Start of Records for the task
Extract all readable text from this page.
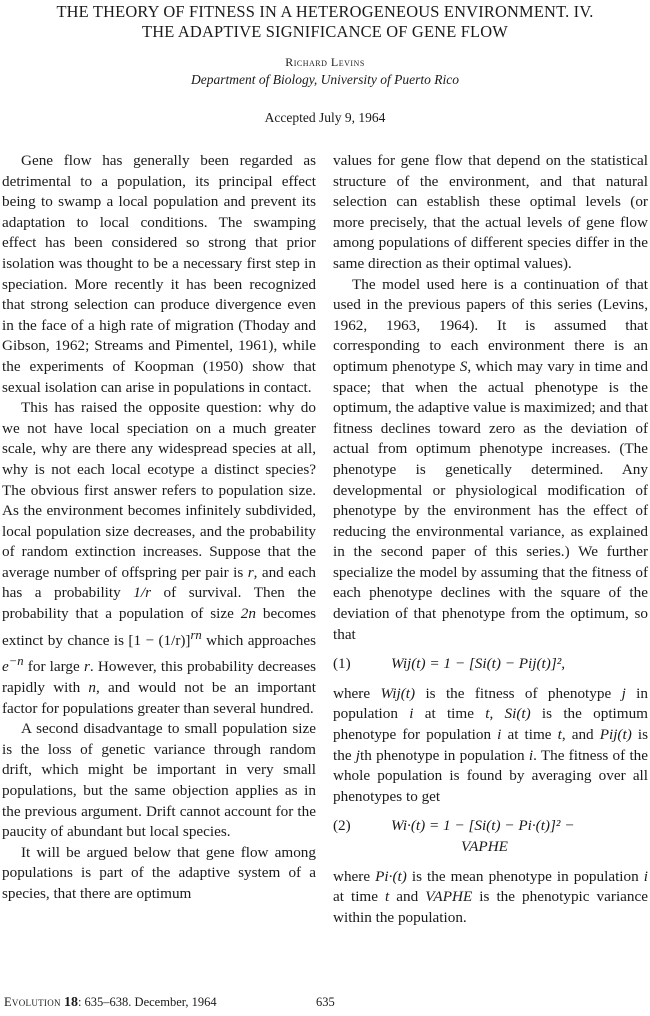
THE THEORY OF FITNESS IN A HETEROGENEOUS ENVIRONMENT. IV.
THE ADAPTIVE SIGNIFICANCE OF GENE FLOW
Richard Levins
Department of Biology, University of Puerto Rico
Accepted July 9, 1964

Gene flow has generally been regarded as detrimental to a population, its principal effect being to swamp a local population and prevent its adaptation to local conditions. The swamping effect has been considered so strong that prior isolation was thought to be a necessary first step in speciation. More recently it has been recognized that strong selection can produce divergence even in the face of a high rate of migration (Thoday and Gibson, 1962; Streams and Pimentel, 1961), while the experiments of Koopman (1950) show that sexual isolation can arise in populations in contact.

This has raised the opposite question: why do we not have local speciation on a much greater scale, why are there any widespread species at all, why is not each local ecotype a distinct species? The obvious first answer refers to population size. As the environment becomes infinitely subdivided, local population size decreases, and the probability of random extinction increases. Suppose that the average number of offspring per pair is r, and each has a probability 1/r of survival. Then the probability that a population of size 2n becomes extinct by chance is $[1 - (1/r)]^{rn}$ which approaches $e^{-n}$ for large r. However, this probability decreases rapidly with n, and would not be an important factor for populations greater than several hundred.

A second disadvantage to small population size is the loss of genetic variance through random drift, which might be important in very small populations, but the same objection applies as in the previous argument. Drift cannot account for the paucity of abundant but local species.

It will be argued below that gene flow among populations is part of the adaptive system of a species, that there are optimum

values for gene flow that depend on the statistical structure of the environment, and that natural selection can establish these optimal levels (or more precisely, that the actual levels of gene flow among populations of different species differ in the same direction as their optimal values).

The model used here is a continuation of that used in the previous papers of this series (Levins, 1962, 1963, 1964). It is assumed that corresponding to each environment there is an optimum phenotype S, which may vary in time and space; that when the actual phenotype is the optimum, the adaptive value is maximized; and that fitness declines toward zero as the deviation of actual from optimum phenotype increases. (The phenotype is genetically determined. Any developmental or physiological modification of phenotype by the environment has the effect of reducing the environmental variance, as explained in the second paper of this series.) We further specialize the model by assuming that the fitness of each phenotype declines with the square of the deviation of that phenotype from the optimum, so that

(1)	Wij(t) = 1 − [Si(t) − Pij(t)]²,

where Wij(t) is the fitness of phenotype j in population i at time t, Si(t) is the optimum phenotype for population i at time t, and Pij(t) is the jth phenotype in population i. The fitness of the whole population is found by averaging over all phenotypes to get

(2)	Wi·(t) = 1 − [Si(t) − Pi·(t)]² −
VAPHE

where Pi·(t) is the mean phenotype in population i at time t and VAPHE is the phenotypic variance within the population.

Evolution 18: 635–638. December, 1964	635
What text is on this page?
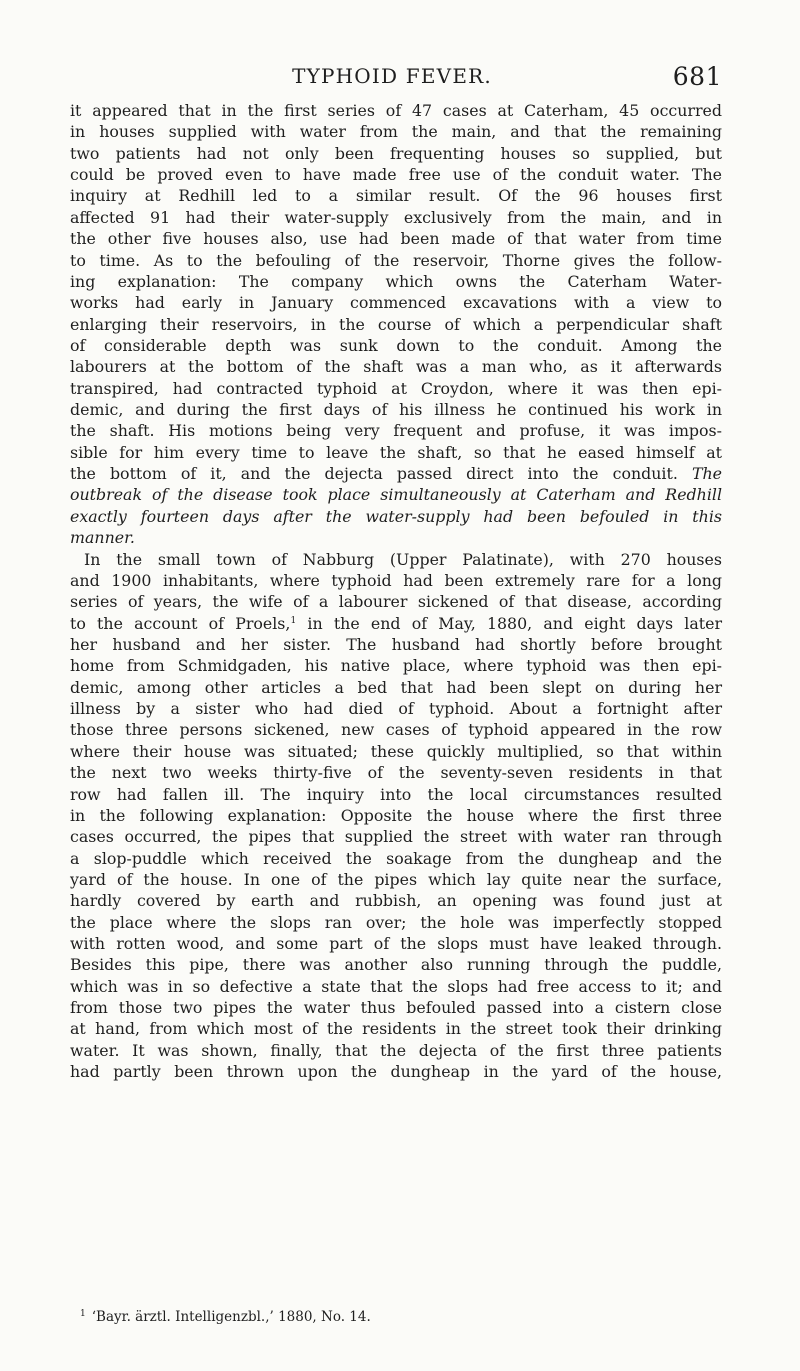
TYPHOID FEVER.	681
it appeared that in the first series of 47 cases at Caterham, 45 occurred
in houses supplied with water from the main, and that the remaining
two patients had not only been frequenting houses so supplied, but
could be proved even to have made free use of the conduit water. The
inquiry at Redhill led to a similar result. Of the 96 houses first
affected 91 had their water-supply exclusively from the main, and in
the other five houses also, use had been made of that water from time
to time. As to the befouling of the reservoir, Thorne gives the follow-
ing explanation: The company which owns the Caterham Water-
works had early in January commenced excavations with a view to
enlarging their reservoirs, in the course of which a perpendicular shaft
of considerable depth was sunk down to the conduit. Among the
labourers at the bottom of the shaft was a man who, as it afterwards
transpired, had contracted typhoid at Croydon, where it was then epi-
demic, and during the first days of his illness he continued his work in
the shaft. His motions being very frequent and profuse, it was impos-
sible for him every time to leave the shaft, so that he eased himself at
the bottom of it, and the dejecta passed direct into the conduit. The
outbreak of the disease took place simultaneously at Caterham and Redhill
exactly fourteen days after the water-supply had been befouled in this
manner.
In the small town of Nabburg (Upper Palatinate), with 270 houses
and 1900 inhabitants, where typhoid had been extremely rare for a long
series of years, the wife of a labourer sickened of that disease, according
to the account of Proels,$^1$ in the end of May, 1880, and eight days later
her husband and her sister. The husband had shortly before brought
home from Schmidgaden, his native place, where typhoid was then epi-
demic, among other articles a bed that had been slept on during her
illness by a sister who had died of typhoid. About a fortnight after
those three persons sickened, new cases of typhoid appeared in the row
where their house was situated; these quickly multiplied, so that within
the next two weeks thirty-five of the seventy-seven residents in that
row had fallen ill. The inquiry into the local circumstances resulted
in the following explanation: Opposite the house where the first three
cases occurred, the pipes that supplied the street with water ran through
a slop-puddle which received the soakage from the dungheap and the
yard of the house. In one of the pipes which lay quite near the surface,
hardly covered by earth and rubbish, an opening was found just at
the place where the slops ran over; the hole was imperfectly stopped
with rotten wood, and some part of the slops must have leaked through.
Besides this pipe, there was another also running through the puddle,
which was in so defective a state that the slops had free access to it; and
from those two pipes the water thus befouled passed into a cistern close
at hand, from which most of the residents in the street took their drinking
water. It was shown, finally, that the dejecta of the first three patients
had partly been thrown upon the dungheap in the yard of the house,
$^1$ ‘Bayr. ärztl. Intelligenzbl.,’ 1880, No. 14.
End of Records for the task
Work instruction: A single number is expected: the count of lines in the preceding entries that contain "Redhill".

Output of the exercise: 2